__Exercise details__:
Review the material and extract every line in which the word "kelinci" occurs.

# START OF Given data

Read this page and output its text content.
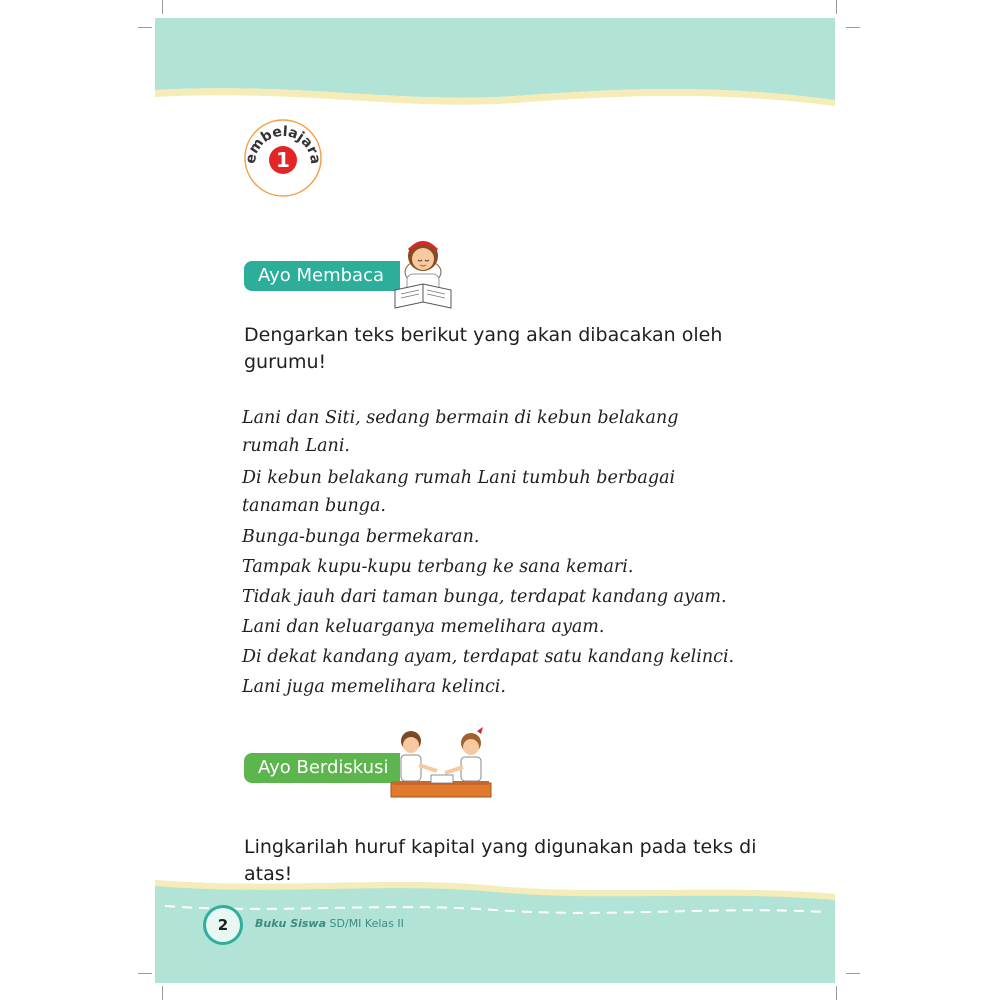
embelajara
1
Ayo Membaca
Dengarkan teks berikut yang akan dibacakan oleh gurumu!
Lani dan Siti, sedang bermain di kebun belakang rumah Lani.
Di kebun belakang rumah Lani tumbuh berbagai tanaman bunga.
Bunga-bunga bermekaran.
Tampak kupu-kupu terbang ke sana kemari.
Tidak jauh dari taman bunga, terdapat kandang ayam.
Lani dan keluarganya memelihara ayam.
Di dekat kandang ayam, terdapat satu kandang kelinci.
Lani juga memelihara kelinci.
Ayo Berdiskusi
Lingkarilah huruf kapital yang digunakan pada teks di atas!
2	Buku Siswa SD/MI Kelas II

# END OF Given data

__Output for this task__:
Di dekat kandang ayam, terdapat satu kandang kelinci.
Lani juga memelihara kelinci.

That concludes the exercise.